** START Records supplied **

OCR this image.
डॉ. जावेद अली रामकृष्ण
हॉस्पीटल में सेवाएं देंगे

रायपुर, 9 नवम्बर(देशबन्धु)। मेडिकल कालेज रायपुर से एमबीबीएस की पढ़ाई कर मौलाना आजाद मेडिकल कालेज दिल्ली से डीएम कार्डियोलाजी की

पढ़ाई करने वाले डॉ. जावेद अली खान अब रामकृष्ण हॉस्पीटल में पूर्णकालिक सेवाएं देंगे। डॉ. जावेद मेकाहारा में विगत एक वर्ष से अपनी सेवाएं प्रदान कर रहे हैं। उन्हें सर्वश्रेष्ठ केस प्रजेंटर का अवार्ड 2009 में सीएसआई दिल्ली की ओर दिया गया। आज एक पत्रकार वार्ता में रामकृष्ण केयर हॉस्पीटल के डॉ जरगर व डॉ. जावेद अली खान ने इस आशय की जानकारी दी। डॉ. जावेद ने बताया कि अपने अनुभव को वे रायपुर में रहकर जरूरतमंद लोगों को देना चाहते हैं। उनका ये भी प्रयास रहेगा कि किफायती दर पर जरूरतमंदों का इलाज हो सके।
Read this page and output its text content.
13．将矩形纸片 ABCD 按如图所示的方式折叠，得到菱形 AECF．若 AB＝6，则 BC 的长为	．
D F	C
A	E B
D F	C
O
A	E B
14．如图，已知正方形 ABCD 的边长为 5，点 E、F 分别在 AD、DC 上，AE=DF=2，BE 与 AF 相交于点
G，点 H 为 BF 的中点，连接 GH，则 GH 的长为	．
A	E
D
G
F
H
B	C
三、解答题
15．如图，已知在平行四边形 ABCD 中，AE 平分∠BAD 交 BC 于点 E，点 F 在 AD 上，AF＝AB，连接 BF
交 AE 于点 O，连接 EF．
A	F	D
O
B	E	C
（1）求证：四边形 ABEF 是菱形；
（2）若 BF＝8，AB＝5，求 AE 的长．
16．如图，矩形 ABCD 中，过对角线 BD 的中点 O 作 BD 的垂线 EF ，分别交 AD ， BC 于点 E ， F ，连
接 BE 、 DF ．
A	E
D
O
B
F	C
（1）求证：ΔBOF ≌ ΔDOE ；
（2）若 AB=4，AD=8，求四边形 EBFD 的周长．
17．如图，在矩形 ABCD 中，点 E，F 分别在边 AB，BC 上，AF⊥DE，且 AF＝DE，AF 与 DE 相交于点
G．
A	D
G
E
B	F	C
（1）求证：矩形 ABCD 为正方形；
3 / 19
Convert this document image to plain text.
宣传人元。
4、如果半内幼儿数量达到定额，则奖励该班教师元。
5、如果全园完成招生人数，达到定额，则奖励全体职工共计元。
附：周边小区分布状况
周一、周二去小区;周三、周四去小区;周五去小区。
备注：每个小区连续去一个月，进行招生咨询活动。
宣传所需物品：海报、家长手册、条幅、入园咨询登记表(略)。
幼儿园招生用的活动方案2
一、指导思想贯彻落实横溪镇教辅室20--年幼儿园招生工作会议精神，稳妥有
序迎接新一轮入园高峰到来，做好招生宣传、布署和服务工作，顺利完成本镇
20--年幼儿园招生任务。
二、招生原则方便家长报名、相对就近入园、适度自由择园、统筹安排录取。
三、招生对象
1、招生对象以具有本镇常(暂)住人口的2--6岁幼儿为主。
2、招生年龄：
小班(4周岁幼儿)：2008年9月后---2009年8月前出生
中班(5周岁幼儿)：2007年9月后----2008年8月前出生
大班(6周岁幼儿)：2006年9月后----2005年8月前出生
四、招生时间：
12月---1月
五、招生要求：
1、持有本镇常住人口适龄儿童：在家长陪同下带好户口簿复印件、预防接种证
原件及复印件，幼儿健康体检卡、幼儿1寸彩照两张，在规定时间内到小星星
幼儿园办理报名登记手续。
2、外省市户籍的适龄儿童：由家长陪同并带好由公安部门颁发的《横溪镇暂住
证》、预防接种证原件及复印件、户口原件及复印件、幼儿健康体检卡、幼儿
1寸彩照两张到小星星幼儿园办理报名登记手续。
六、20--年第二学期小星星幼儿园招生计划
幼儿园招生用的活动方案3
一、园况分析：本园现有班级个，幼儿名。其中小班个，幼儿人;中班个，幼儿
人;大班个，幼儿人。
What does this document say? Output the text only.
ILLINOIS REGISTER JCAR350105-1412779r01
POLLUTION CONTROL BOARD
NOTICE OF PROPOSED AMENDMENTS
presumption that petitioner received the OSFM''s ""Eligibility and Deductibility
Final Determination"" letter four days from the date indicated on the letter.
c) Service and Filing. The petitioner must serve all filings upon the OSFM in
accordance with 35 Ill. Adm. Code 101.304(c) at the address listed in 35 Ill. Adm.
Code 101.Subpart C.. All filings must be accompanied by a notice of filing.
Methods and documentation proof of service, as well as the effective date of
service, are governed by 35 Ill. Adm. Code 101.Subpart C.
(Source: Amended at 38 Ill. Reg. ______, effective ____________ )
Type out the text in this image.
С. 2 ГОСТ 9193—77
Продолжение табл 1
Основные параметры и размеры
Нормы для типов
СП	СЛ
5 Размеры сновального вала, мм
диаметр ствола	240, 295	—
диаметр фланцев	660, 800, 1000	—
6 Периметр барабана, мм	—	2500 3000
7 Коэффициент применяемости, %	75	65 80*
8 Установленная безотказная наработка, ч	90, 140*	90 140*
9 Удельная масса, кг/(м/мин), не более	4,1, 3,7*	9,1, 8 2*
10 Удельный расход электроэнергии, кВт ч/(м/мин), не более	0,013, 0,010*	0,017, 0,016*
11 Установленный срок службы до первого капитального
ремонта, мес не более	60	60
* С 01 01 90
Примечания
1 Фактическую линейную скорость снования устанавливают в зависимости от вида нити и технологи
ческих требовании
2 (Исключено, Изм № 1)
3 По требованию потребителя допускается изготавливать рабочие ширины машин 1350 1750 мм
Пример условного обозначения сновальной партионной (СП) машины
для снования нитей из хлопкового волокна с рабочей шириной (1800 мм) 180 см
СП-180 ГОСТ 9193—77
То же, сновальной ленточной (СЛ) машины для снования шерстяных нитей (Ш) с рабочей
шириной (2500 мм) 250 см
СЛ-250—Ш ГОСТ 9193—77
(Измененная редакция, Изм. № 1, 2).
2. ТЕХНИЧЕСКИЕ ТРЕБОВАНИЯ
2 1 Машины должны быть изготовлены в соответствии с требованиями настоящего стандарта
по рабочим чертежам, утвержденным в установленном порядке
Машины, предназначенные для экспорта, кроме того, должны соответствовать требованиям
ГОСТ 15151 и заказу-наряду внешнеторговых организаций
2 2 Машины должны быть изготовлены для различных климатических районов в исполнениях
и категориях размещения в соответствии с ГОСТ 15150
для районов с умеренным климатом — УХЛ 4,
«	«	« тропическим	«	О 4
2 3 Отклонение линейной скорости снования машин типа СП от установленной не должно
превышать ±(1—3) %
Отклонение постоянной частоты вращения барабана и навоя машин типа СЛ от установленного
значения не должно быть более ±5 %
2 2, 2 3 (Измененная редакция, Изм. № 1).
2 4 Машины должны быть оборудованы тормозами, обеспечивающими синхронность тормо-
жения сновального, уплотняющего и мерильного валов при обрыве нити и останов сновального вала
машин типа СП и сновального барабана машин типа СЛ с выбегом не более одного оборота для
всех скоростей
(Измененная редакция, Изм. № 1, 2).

** END Records supplied **

◆ Aim:
Pick out each line in the material containing "must".

◆ Complete answer:
c) Service and Filing. The petitioner must serve all filings upon the OSFM in
Code 101.Subpart C.. All filings must be accompanied by a notice of filing.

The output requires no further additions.